-- START --

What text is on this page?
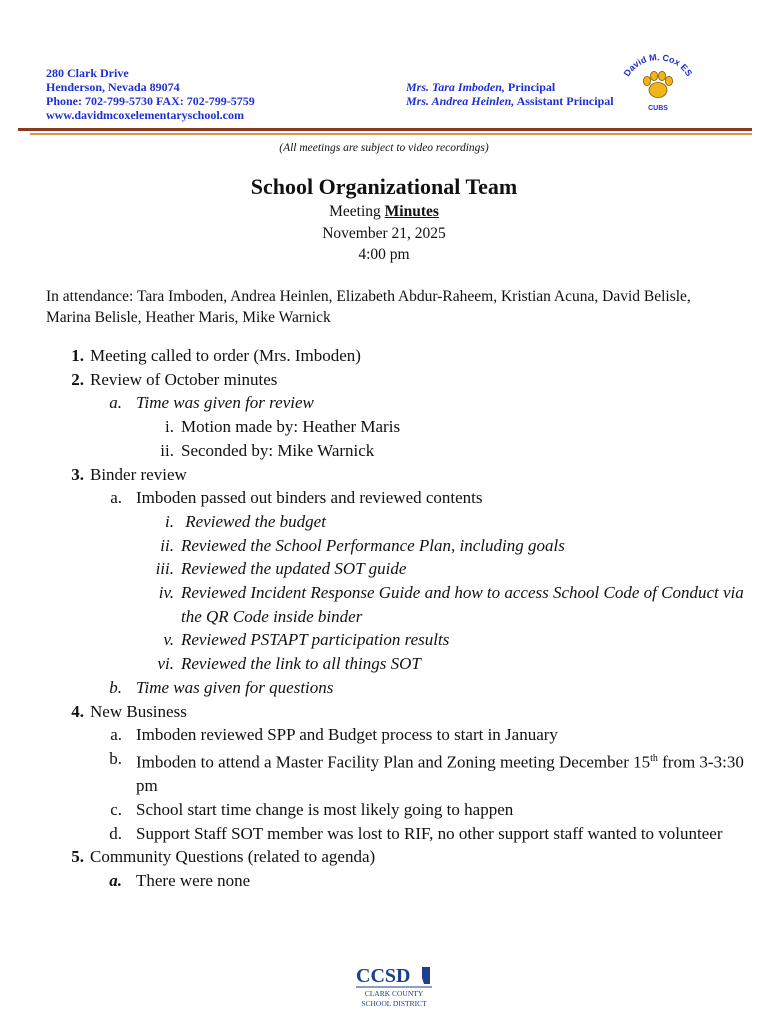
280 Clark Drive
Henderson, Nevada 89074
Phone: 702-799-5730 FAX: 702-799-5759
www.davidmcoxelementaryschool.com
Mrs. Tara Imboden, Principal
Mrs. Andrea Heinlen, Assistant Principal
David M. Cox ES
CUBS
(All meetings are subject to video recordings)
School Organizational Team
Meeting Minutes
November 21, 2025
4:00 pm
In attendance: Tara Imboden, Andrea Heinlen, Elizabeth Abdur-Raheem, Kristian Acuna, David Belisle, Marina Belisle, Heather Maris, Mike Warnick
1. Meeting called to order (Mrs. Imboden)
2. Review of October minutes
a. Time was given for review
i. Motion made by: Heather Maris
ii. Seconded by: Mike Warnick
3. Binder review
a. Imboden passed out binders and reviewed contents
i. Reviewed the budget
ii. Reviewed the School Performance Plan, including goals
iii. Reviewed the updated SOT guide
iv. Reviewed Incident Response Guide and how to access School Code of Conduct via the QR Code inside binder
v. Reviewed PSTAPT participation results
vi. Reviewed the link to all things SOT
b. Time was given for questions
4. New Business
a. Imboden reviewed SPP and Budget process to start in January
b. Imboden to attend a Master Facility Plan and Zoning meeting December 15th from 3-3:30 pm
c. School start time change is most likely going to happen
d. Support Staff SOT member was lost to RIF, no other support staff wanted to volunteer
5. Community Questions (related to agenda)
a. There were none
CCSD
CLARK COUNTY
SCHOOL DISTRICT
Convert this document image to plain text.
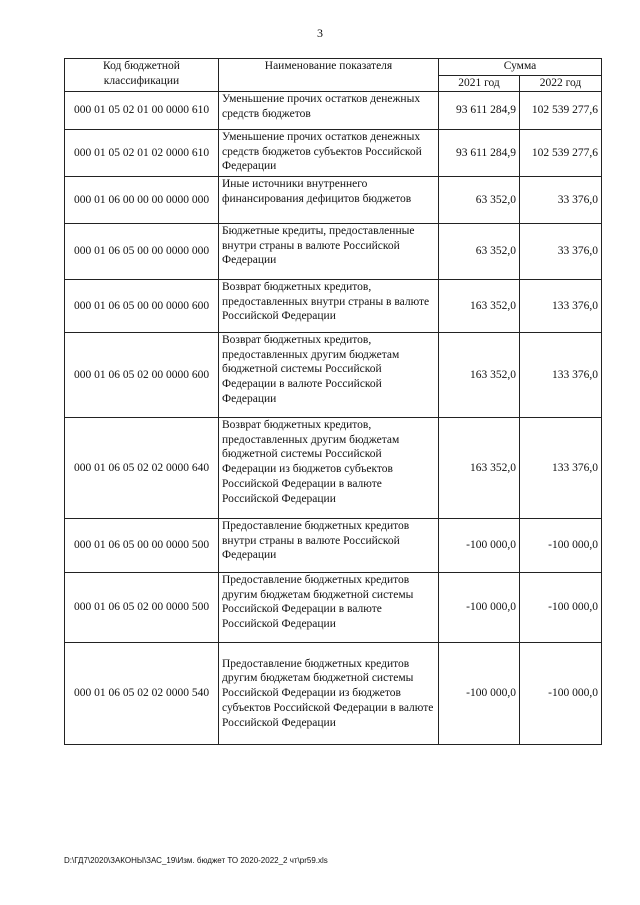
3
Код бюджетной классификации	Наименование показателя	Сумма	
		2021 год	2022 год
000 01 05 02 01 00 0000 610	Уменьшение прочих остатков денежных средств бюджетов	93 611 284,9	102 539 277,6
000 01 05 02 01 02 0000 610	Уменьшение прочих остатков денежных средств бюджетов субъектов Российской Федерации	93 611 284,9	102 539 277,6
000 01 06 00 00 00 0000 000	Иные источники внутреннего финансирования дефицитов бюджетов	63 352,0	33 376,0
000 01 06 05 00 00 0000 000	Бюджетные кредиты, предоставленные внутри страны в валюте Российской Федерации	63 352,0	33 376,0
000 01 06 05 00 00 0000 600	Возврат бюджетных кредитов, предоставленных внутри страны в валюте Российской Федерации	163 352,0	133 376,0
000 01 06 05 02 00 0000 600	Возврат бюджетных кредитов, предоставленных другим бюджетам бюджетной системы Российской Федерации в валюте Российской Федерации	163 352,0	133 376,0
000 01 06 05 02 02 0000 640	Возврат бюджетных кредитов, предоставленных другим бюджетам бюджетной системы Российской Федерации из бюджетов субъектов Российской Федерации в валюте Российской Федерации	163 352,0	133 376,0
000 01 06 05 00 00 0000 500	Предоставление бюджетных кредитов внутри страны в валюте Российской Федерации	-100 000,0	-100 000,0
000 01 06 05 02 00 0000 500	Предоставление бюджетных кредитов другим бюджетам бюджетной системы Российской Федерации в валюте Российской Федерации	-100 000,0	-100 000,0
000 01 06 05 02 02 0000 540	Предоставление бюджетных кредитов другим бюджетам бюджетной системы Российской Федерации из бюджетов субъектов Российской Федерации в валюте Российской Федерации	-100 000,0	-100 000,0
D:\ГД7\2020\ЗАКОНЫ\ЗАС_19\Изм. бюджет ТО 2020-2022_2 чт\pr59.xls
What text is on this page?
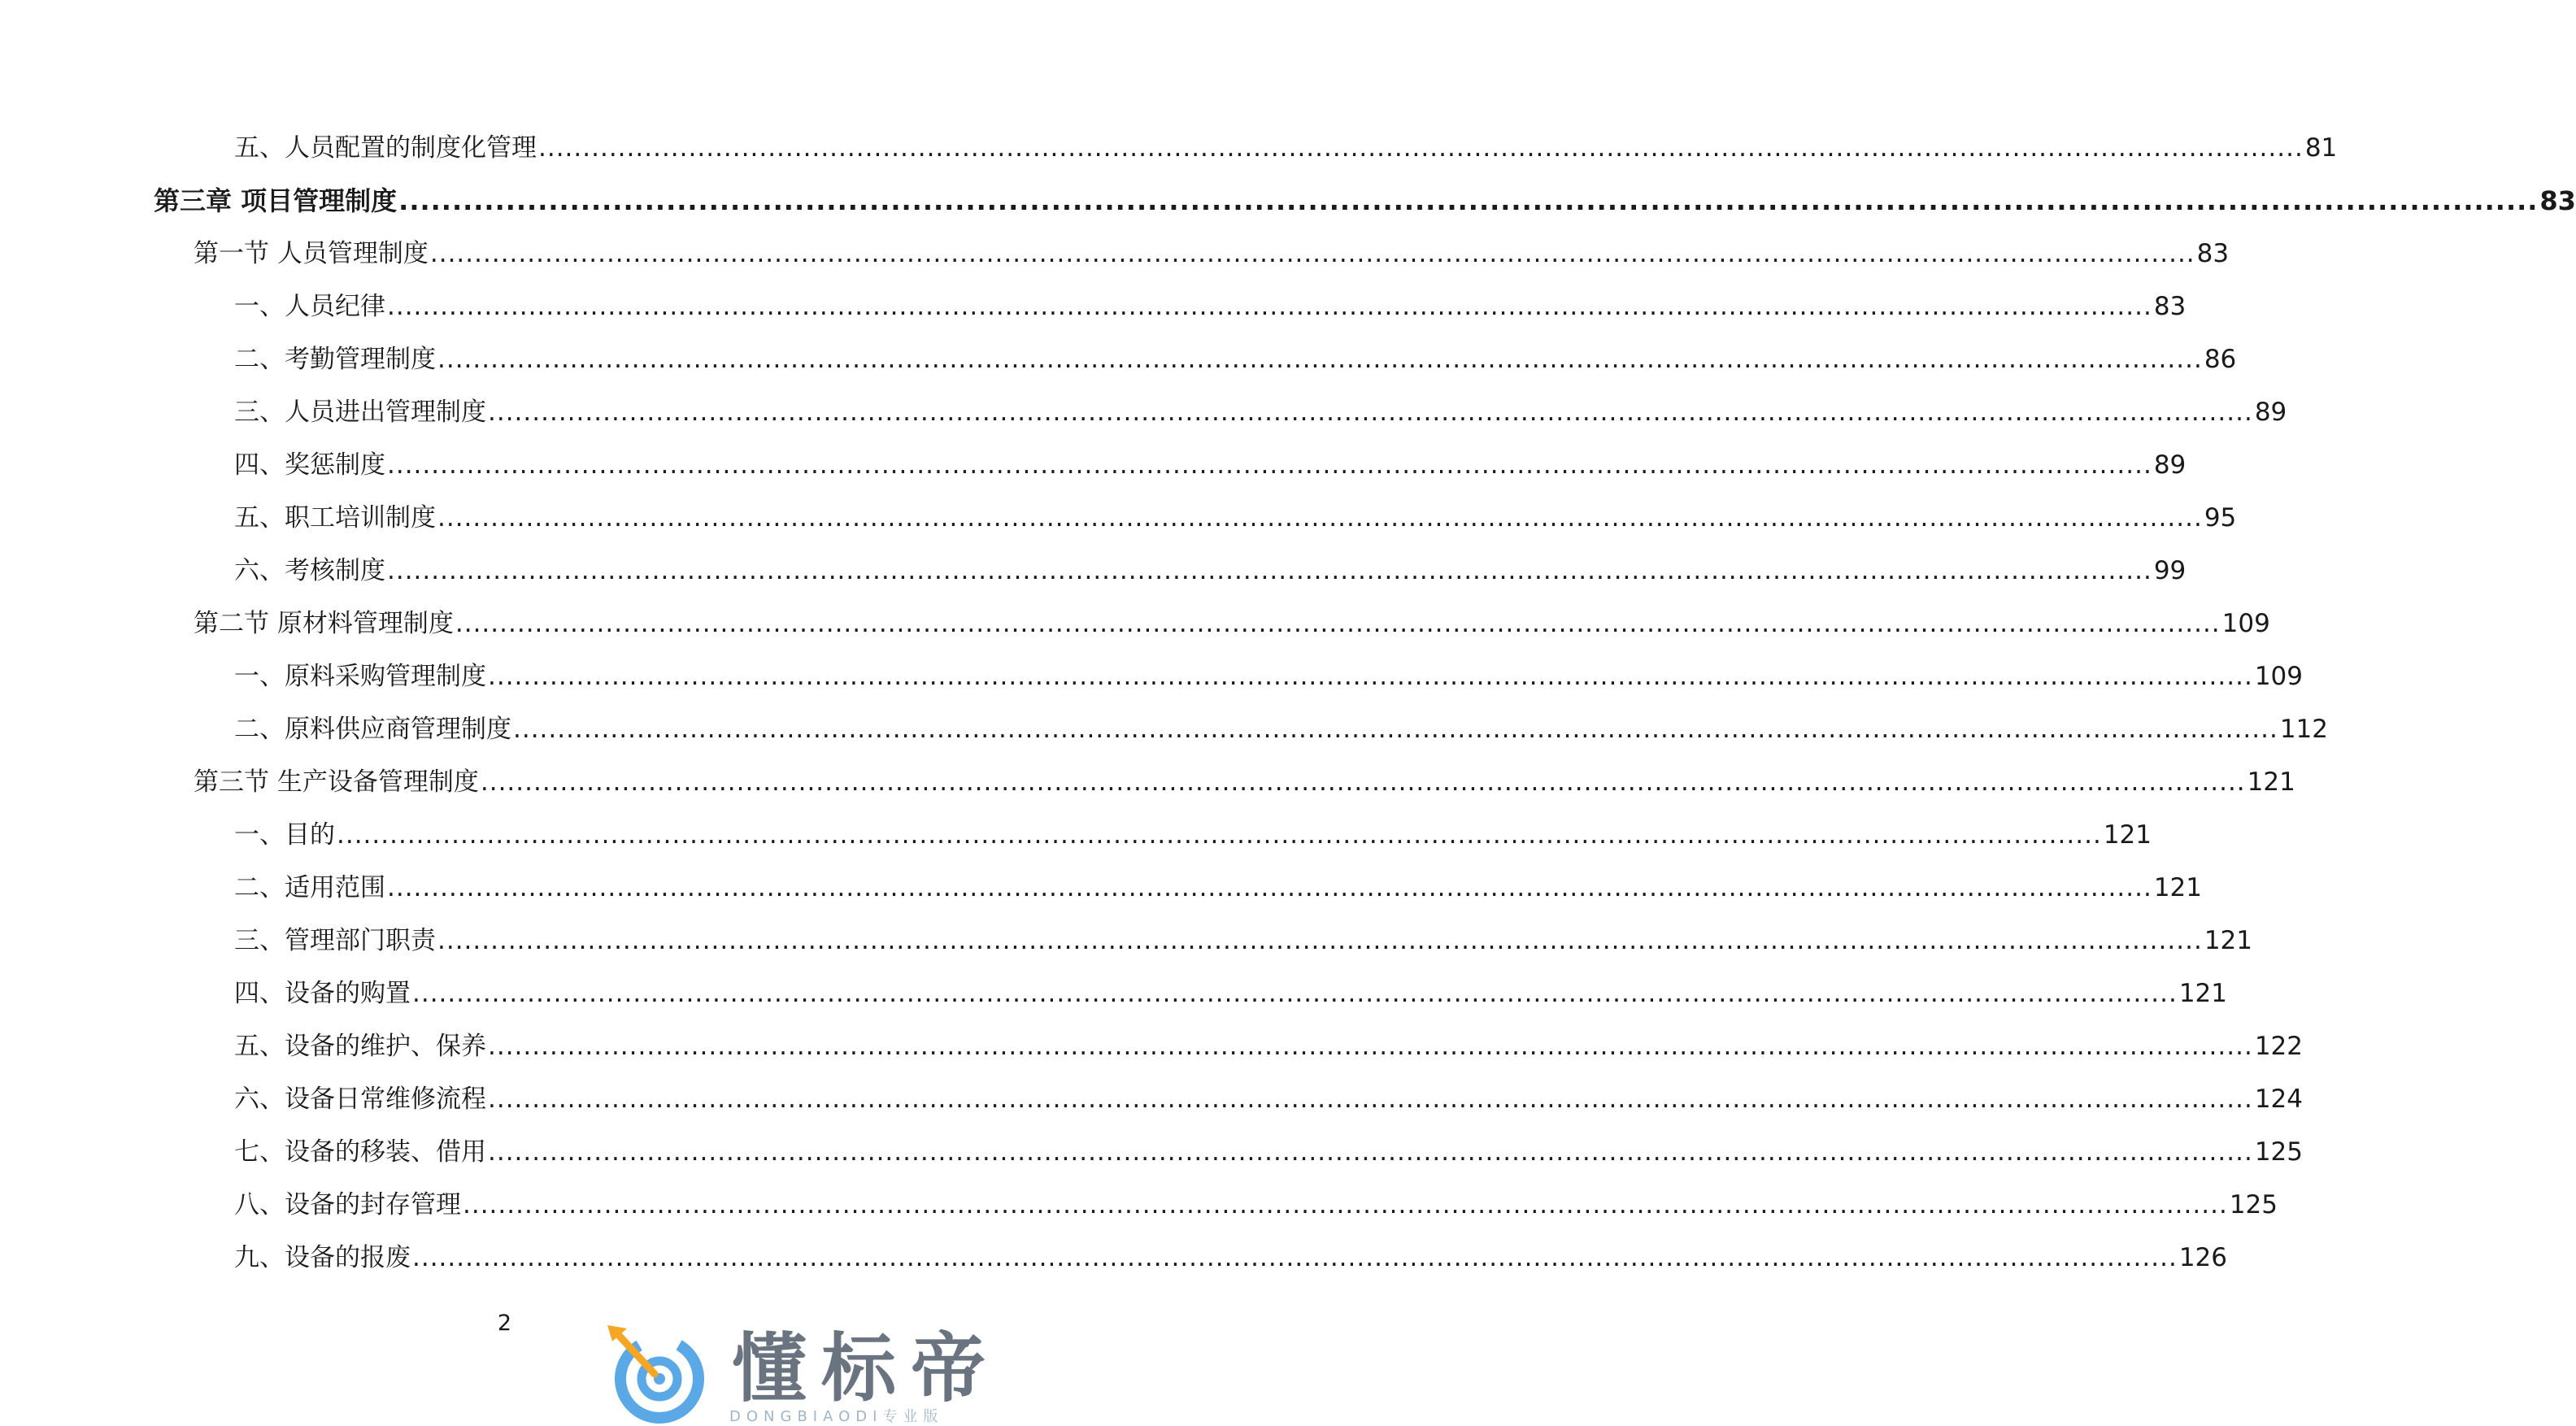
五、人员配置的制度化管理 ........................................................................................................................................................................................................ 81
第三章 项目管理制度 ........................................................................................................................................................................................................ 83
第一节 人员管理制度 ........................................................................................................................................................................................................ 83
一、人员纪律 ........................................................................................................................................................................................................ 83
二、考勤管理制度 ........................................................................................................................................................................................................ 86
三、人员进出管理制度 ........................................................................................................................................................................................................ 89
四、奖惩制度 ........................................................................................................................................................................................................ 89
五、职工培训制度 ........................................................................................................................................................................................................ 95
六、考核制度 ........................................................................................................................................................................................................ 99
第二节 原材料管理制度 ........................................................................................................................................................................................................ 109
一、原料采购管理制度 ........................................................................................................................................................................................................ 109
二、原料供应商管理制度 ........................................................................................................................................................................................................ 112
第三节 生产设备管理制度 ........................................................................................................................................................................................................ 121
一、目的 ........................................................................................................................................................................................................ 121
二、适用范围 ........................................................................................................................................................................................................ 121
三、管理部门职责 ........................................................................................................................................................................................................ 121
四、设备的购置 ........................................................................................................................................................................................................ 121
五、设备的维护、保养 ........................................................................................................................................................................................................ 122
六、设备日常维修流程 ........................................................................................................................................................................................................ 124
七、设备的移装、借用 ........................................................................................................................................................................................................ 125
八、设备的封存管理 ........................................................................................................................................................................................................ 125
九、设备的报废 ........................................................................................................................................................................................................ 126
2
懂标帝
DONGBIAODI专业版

-- END --

● Task statement:
From the listing, tally every line with the word "прочих" in it and give only the tally.

● Full solution:
2